> _Required work_:
Exactly as they appear, output all of the entries.

> _Records to process_:
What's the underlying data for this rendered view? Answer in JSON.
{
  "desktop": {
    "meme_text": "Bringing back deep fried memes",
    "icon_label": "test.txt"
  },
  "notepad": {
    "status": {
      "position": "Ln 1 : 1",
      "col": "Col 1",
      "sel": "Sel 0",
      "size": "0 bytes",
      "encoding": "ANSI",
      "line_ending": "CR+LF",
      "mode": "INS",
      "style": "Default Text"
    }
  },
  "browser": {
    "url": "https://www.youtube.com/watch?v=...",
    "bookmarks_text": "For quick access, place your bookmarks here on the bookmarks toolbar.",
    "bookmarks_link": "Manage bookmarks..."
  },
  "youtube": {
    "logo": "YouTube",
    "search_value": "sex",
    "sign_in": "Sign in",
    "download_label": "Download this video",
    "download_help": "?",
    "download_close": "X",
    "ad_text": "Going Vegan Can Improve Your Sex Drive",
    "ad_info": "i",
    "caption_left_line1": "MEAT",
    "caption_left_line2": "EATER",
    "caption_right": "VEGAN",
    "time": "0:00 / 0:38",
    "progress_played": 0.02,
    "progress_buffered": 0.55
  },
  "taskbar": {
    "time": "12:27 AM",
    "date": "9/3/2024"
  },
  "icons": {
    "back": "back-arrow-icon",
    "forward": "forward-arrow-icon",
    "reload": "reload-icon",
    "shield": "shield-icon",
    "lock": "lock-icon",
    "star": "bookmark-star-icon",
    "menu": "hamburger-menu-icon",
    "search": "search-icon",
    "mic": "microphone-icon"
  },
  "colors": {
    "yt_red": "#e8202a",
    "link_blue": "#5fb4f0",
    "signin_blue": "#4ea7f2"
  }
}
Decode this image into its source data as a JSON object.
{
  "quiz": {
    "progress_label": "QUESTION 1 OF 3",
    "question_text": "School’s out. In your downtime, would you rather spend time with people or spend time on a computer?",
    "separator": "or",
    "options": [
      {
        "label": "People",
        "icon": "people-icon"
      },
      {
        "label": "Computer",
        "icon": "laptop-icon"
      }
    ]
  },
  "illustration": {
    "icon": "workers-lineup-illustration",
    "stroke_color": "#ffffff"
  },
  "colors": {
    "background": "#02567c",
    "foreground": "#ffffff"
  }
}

> _Answer below_:
What's the underlying data for this rendered view? Answer in JSON.
{
  "desktop": {
    "meme_text": "Bringing back deep fried memes",
    "icon_label": "test.txt"
  },
  "notepad": {
    "status": {
      "position": "Ln 1 : 1",
      "col": "Col 1",
      "sel": "Sel 0",
      "size": "0 bytes",
      "encoding": "ANSI",
      "line_ending": "CR+LF",
      "mode": "INS",
      "style": "Default Text"
    }
  },
  "browser": {
    "url": "https://www.youtube.com/watch?v=...",
    "bookmarks_text": "For quick access, place your bookmarks here on the bookmarks toolbar.",
    "bookmarks_link": "Manage bookmarks..."
  },
  "youtube": {
    "logo": "YouTube",
    "search_value": "sex",
    "sign_in": "Sign in",
    "download_label": "Download this video",
    "download_help": "?",
    "download_close": "X",
    "ad_text": "Going Vegan Can Improve Your Sex Drive",
    "ad_info": "i",
    "caption_left_line1": "MEAT",
    "caption_left_line2": "EATER",
    "caption_right": "VEGAN",
    "time": "0:00 / 0:38",
    "progress_played": 0.02,
    "progress_buffered": 0.55
  },
  "taskbar": {
    "time": "12:27 AM",
    "date": "9/3/2024"
  },
  "icons": {
    "back": "back-arrow-icon",
    "forward": "forward-arrow-icon",
    "reload": "reload-icon",
    "shield": "shield-icon",
    "lock": "lock-icon",
    "star": "bookmark-star-icon",
    "menu": "hamburger-menu-icon",
    "search": "search-icon",
    "mic": "microphone-icon"
  },
  "colors": {
    "yt_red": "#e8202a",
    "link_blue": "#5fb4f0",
    "signin_blue": "#4ea7f2"
  }
}
Decode this image into its source data as a JSON object.
{
  "quiz": {
    "progress_label": "QUESTION 1 OF 3",
    "question_text": "School’s out. In your downtime, would you rather spend time with people or spend time on a computer?",
    "separator": "or",
    "options": [
      {
        "label": "People",
        "icon": "people-icon"
      },
      {
        "label": "Computer",
        "icon": "laptop-icon"
      }
    ]
  },
  "illustration": {
    "icon": "workers-lineup-illustration",
    "stroke_color": "#ffffff"
  },
  "colors": {
    "background": "#02567c",
    "foreground": "#ffffff"
  }
}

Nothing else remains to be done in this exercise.